# SHORT TASK
Pictures appear in the records below; write out everything else exactly.

--- START ---

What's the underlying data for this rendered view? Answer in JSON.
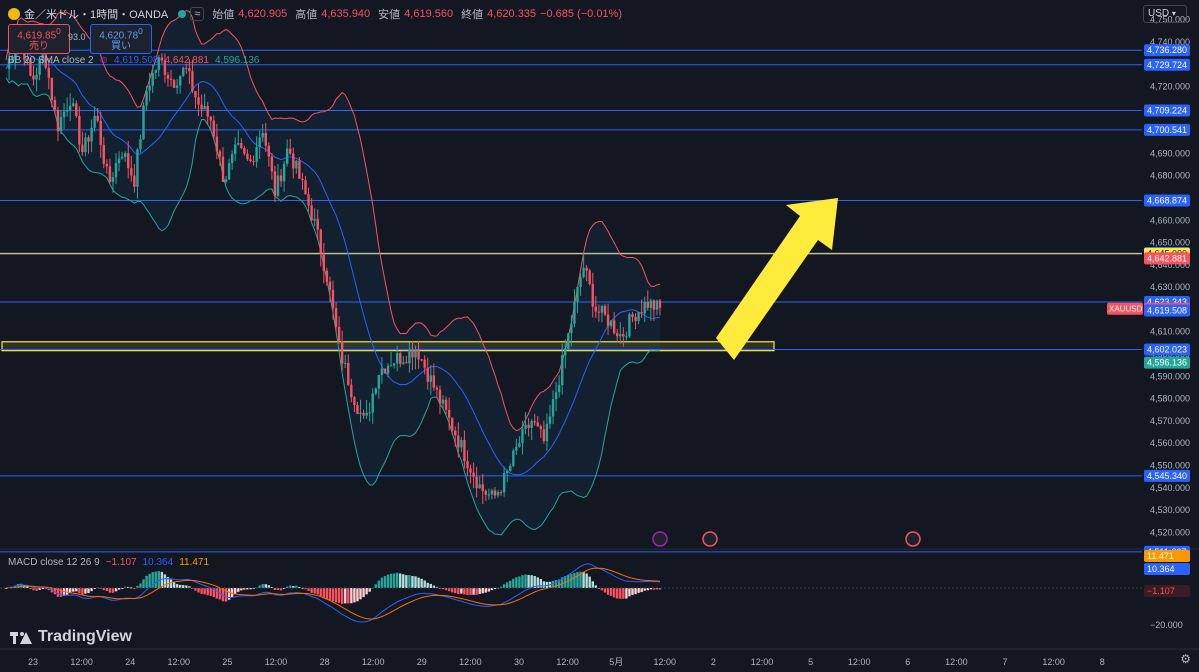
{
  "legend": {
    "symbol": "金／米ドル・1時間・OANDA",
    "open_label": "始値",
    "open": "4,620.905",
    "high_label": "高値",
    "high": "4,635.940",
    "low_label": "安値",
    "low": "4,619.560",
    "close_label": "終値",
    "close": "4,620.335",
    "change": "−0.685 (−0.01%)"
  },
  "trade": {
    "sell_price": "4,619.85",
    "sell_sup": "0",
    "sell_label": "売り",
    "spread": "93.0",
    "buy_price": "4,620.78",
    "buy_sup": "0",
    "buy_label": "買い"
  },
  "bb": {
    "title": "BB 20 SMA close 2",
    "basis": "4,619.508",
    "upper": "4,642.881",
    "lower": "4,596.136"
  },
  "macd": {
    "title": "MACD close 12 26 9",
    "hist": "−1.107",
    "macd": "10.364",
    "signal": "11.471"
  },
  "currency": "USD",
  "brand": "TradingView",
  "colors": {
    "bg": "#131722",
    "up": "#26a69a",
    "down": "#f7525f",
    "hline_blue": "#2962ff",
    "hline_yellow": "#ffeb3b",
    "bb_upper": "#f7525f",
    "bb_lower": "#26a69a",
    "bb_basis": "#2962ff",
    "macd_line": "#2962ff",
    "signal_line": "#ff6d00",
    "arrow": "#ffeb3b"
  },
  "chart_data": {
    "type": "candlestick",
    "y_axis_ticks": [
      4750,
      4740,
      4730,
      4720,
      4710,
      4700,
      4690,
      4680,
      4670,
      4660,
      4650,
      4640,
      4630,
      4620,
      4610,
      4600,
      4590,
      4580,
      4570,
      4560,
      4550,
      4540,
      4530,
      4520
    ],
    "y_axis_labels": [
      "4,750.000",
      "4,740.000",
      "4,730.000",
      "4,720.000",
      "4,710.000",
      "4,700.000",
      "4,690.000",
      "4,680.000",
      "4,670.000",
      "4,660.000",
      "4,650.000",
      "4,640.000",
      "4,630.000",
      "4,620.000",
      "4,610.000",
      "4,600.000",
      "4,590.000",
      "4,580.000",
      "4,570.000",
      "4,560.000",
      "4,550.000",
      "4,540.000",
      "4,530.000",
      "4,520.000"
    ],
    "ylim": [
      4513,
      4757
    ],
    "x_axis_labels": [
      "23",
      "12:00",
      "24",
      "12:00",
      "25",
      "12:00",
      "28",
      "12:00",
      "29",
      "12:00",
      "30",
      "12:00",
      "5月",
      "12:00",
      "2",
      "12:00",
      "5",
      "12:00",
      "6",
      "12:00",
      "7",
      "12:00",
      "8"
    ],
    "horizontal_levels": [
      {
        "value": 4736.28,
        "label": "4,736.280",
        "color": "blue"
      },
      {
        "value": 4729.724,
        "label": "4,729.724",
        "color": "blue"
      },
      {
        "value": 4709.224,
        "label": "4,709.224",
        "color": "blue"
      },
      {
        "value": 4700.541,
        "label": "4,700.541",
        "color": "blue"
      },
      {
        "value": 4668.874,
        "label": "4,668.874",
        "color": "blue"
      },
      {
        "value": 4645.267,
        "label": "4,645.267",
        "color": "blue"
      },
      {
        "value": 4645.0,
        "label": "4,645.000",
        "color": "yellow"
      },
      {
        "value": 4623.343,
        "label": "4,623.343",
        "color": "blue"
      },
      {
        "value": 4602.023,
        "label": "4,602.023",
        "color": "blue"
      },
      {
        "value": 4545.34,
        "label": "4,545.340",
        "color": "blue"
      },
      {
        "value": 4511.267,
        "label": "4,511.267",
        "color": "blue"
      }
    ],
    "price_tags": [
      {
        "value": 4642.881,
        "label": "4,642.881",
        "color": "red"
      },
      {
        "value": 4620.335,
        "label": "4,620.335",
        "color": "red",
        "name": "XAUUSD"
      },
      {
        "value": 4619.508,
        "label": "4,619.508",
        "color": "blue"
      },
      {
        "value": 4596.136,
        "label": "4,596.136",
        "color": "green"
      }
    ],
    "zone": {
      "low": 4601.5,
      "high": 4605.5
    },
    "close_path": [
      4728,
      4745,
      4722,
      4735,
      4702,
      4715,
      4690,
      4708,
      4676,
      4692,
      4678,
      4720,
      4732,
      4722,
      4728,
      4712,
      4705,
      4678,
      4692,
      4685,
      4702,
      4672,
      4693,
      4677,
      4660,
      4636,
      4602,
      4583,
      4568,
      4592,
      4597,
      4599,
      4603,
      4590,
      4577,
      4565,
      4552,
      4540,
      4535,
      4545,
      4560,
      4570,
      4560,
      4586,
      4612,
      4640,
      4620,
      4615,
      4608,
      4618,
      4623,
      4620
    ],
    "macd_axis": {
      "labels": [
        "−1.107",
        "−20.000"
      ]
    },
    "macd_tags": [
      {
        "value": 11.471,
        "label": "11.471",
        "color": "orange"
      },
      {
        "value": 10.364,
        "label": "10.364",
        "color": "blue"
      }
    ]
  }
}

--- END ---

# OUTPUT FOR THIS EXERCISE
What's the underlying data for this rendered view? Answer in JSON.
{
  "legend": {
    "symbol": "金／米ドル・1時間・OANDA",
    "open_label": "始値",
    "open": "4,620.905",
    "high_label": "高値",
    "high": "4,635.940",
    "low_label": "安値",
    "low": "4,619.560",
    "close_label": "終値",
    "close": "4,620.335",
    "change": "−0.685 (−0.01%)"
  },
  "trade": {
    "sell_price": "4,619.85",
    "sell_sup": "0",
    "sell_label": "売り",
    "spread": "93.0",
    "buy_price": "4,620.78",
    "buy_sup": "0",
    "buy_label": "買い"
  },
  "bb": {
    "title": "BB 20 SMA close 2",
    "basis": "4,619.508",
    "upper": "4,642.881",
    "lower": "4,596.136"
  },
  "macd": {
    "title": "MACD close 12 26 9",
    "hist": "−1.107",
    "macd": "10.364",
    "signal": "11.471"
  },
  "currency": "USD",
  "brand": "TradingView",
  "colors": {
    "bg": "#131722",
    "up": "#26a69a",
    "down": "#f7525f",
    "hline_blue": "#2962ff",
    "hline_yellow": "#ffeb3b",
    "bb_upper": "#f7525f",
    "bb_lower": "#26a69a",
    "bb_basis": "#2962ff",
    "macd_line": "#2962ff",
    "signal_line": "#ff6d00",
    "arrow": "#ffeb3b"
  },
  "chart_data": {
    "type": "candlestick",
    "y_axis_ticks": [
      4750,
      4740,
      4730,
      4720,
      4710,
      4700,
      4690,
      4680,
      4670,
      4660,
      4650,
      4640,
      4630,
      4620,
      4610,
      4600,
      4590,
      4580,
      4570,
      4560,
      4550,
      4540,
      4530,
      4520
    ],
    "y_axis_labels": [
      "4,750.000",
      "4,740.000",
      "4,730.000",
      "4,720.000",
      "4,710.000",
      "4,700.000",
      "4,690.000",
      "4,680.000",
      "4,670.000",
      "4,660.000",
      "4,650.000",
      "4,640.000",
      "4,630.000",
      "4,620.000",
      "4,610.000",
      "4,600.000",
      "4,590.000",
      "4,580.000",
      "4,570.000",
      "4,560.000",
      "4,550.000",
      "4,540.000",
      "4,530.000",
      "4,520.000"
    ],
    "ylim": [
      4513,
      4757
    ],
    "x_axis_labels": [
      "23",
      "12:00",
      "24",
      "12:00",
      "25",
      "12:00",
      "28",
      "12:00",
      "29",
      "12:00",
      "30",
      "12:00",
      "5月",
      "12:00",
      "2",
      "12:00",
      "5",
      "12:00",
      "6",
      "12:00",
      "7",
      "12:00",
      "8"
    ],
    "horizontal_levels": [
      {
        "value": 4736.28,
        "label": "4,736.280",
        "color": "blue"
      },
      {
        "value": 4729.724,
        "label": "4,729.724",
        "color": "blue"
      },
      {
        "value": 4709.224,
        "label": "4,709.224",
        "color": "blue"
      },
      {
        "value": 4700.541,
        "label": "4,700.541",
        "color": "blue"
      },
      {
        "value": 4668.874,
        "label": "4,668.874",
        "color": "blue"
      },
      {
        "value": 4645.267,
        "label": "4,645.267",
        "color": "blue"
      },
      {
        "value": 4645.0,
        "label": "4,645.000",
        "color": "yellow"
      },
      {
        "value": 4623.343,
        "label": "4,623.343",
        "color": "blue"
      },
      {
        "value": 4602.023,
        "label": "4,602.023",
        "color": "blue"
      },
      {
        "value": 4545.34,
        "label": "4,545.340",
        "color": "blue"
      },
      {
        "value": 4511.267,
        "label": "4,511.267",
        "color": "blue"
      }
    ],
    "price_tags": [
      {
        "value": 4642.881,
        "label": "4,642.881",
        "color": "red"
      },
      {
        "value": 4620.335,
        "label": "4,620.335",
        "color": "red",
        "name": "XAUUSD"
      },
      {
        "value": 4619.508,
        "label": "4,619.508",
        "color": "blue"
      },
      {
        "value": 4596.136,
        "label": "4,596.136",
        "color": "green"
      }
    ],
    "zone": {
      "low": 4601.5,
      "high": 4605.5
    },
    "close_path": [
      4728,
      4745,
      4722,
      4735,
      4702,
      4715,
      4690,
      4708,
      4676,
      4692,
      4678,
      4720,
      4732,
      4722,
      4728,
      4712,
      4705,
      4678,
      4692,
      4685,
      4702,
      4672,
      4693,
      4677,
      4660,
      4636,
      4602,
      4583,
      4568,
      4592,
      4597,
      4599,
      4603,
      4590,
      4577,
      4565,
      4552,
      4540,
      4535,
      4545,
      4560,
      4570,
      4560,
      4586,
      4612,
      4640,
      4620,
      4615,
      4608,
      4618,
      4623,
      4620
    ],
    "macd_axis": {
      "labels": [
        "−1.107",
        "−20.000"
      ]
    },
    "macd_tags": [
      {
        "value": 11.471,
        "label": "11.471",
        "color": "orange"
      },
      {
        "value": 10.364,
        "label": "10.364",
        "color": "blue"
      }
    ]
  }
}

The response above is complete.